Task description:
Filter the lines below, copying only those with the string "marker".

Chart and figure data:
####################
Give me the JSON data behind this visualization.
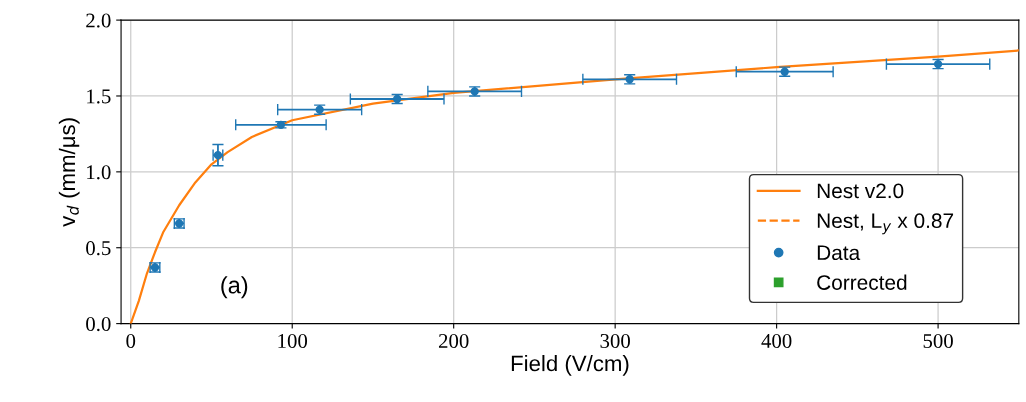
{
  "chart_data": {
    "type": "line",
    "xlabel": "Field (V/cm)",
    "ylabel": "v$_{d}$ (mm/μs)",
    "xlim": [
      -6,
      550
    ],
    "xticks": [
      0,
      100,
      200,
      300,
      400,
      500
    ],
    "ylim": [
      0,
      2.0
    ],
    "yticks": [
      {
        "value": 0,
        "label": "0.0"
      },
      0.5,
      {
        "value": 1,
        "label": "1.0"
      },
      1.5,
      {
        "value": 2,
        "label": "2.0"
      }
    ],
    "grid": true,
    "legend": "right",
    "annotations": [
      "(a)"
    ],
    "series": [
      {
        "name": "Nest v2.0",
        "color": "#ff7f0e",
        "line_style": "solid",
        "marker": "none",
        "x": [
          0,
          5,
          10,
          15,
          20,
          30,
          40,
          50,
          60,
          75,
          100,
          150,
          200,
          300,
          400,
          500,
          550
        ],
        "values": [
          0.0,
          0.15,
          0.33,
          0.47,
          0.6,
          0.78,
          0.93,
          1.05,
          1.13,
          1.23,
          1.34,
          1.45,
          1.52,
          1.61,
          1.69,
          1.76,
          1.8
        ]
      },
      {
        "name": "Nest, L$_{y}$ x 0.87",
        "type": "line",
        "color": "#ff7f0e",
        "line_style": "dashed",
        "marker": "none"
      },
      {
        "name": "Data",
        "type": "scatter",
        "color": "#1f77b4",
        "marker": "circle",
        "x": [
          15,
          30,
          54,
          93,
          117,
          165,
          213,
          309,
          405,
          500
        ],
        "values": [
          0.37,
          0.66,
          1.11,
          1.31,
          1.41,
          1.48,
          1.53,
          1.61,
          1.66,
          1.71
        ],
        "errors": [
          0.03,
          0.03,
          0.07,
          0.02,
          0.03,
          0.03,
          0.03,
          0.03,
          0.03,
          0.03
        ],
        "xerrors": [
          3,
          3,
          3,
          28,
          26,
          29,
          29,
          29,
          30,
          32
        ]
      },
      {
        "name": "Corrected",
        "type": "scatter",
        "color": "#2ca02c",
        "marker": "square"
      }
    ]
  }
}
####################
Answer to this problem:
        "marker": "none",
        "marker": "none"
        "marker": "circle",
        "marker": "square"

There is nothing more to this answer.